### REQUIRED TASK
Write out each line word for word. Drop pictures.

### INPUT FOR THIS TASK
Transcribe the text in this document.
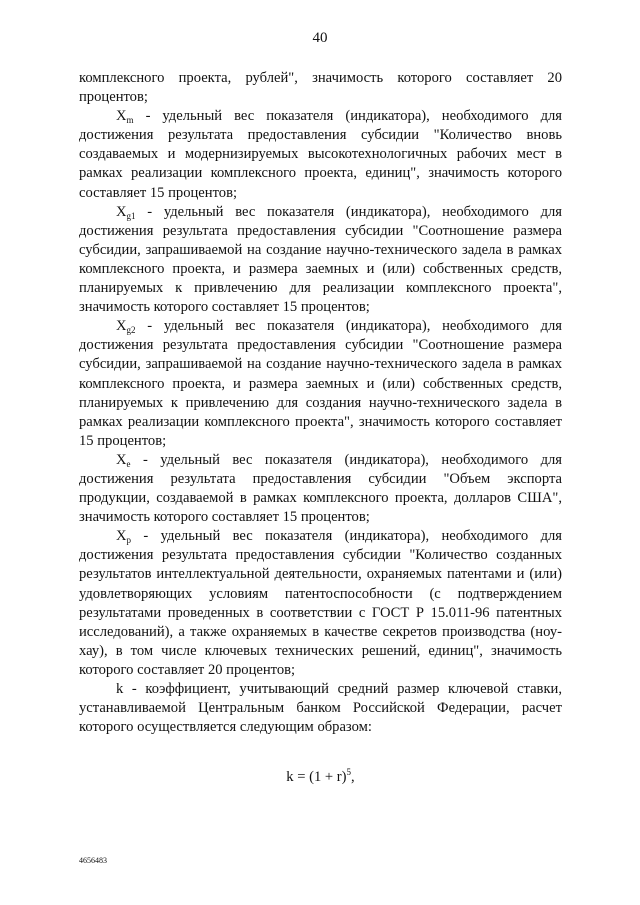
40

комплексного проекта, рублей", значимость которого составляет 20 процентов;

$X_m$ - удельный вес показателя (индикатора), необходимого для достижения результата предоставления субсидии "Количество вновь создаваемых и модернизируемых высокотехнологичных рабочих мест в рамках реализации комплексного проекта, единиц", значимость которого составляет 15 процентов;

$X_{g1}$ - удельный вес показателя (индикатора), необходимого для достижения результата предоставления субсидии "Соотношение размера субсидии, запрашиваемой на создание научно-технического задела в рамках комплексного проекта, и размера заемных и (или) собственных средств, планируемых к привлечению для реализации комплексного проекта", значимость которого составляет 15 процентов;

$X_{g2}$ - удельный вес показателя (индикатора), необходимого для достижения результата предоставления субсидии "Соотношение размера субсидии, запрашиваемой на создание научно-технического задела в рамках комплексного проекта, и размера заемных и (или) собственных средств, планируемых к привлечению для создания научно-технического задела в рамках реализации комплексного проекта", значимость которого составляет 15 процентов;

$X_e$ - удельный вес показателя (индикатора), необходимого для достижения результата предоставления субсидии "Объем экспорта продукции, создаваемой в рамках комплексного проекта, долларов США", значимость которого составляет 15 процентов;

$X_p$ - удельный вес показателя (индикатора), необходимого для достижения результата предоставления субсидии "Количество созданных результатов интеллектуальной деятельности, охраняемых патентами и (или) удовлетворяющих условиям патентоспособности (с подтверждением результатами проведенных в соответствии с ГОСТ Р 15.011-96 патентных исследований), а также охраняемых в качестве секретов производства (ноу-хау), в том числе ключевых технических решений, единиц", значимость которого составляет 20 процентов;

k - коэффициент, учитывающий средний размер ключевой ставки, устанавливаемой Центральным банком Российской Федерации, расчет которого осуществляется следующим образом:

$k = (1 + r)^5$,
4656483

### FINISHED EXERCISE
Transcribe the text in this document.
40

комплексного проекта, рублей", значимость которого составляет 20 процентов;

$X_m$ - удельный вес показателя (индикатора), необходимого для достижения результата предоставления субсидии "Количество вновь создаваемых и модернизируемых высокотехнологичных рабочих мест в рамках реализации комплексного проекта, единиц", значимость которого составляет 15 процентов;

$X_{g1}$ - удельный вес показателя (индикатора), необходимого для достижения результата предоставления субсидии "Соотношение размера субсидии, запрашиваемой на создание научно-технического задела в рамках комплексного проекта, и размера заемных и (или) собственных средств, планируемых к привлечению для реализации комплексного проекта", значимость которого составляет 15 процентов;

$X_{g2}$ - удельный вес показателя (индикатора), необходимого для достижения результата предоставления субсидии "Соотношение размера субсидии, запрашиваемой на создание научно-технического задела в рамках комплексного проекта, и размера заемных и (или) собственных средств, планируемых к привлечению для создания научно-технического задела в рамках реализации комплексного проекта", значимость которого составляет 15 процентов;

$X_e$ - удельный вес показателя (индикатора), необходимого для достижения результата предоставления субсидии "Объем экспорта продукции, создаваемой в рамках комплексного проекта, долларов США", значимость которого составляет 15 процентов;

$X_p$ - удельный вес показателя (индикатора), необходимого для достижения результата предоставления субсидии "Количество созданных результатов интеллектуальной деятельности, охраняемых патентами и (или) удовлетворяющих условиям патентоспособности (с подтверждением результатами проведенных в соответствии с ГОСТ Р 15.011-96 патентных исследований), а также охраняемых в качестве секретов производства (ноу-хау), в том числе ключевых технических решений, единиц", значимость которого составляет 20 процентов;

k - коэффициент, учитывающий средний размер ключевой ставки, устанавливаемой Центральным банком Российской Федерации, расчет которого осуществляется следующим образом:

$k = (1 + r)^5$,
4656483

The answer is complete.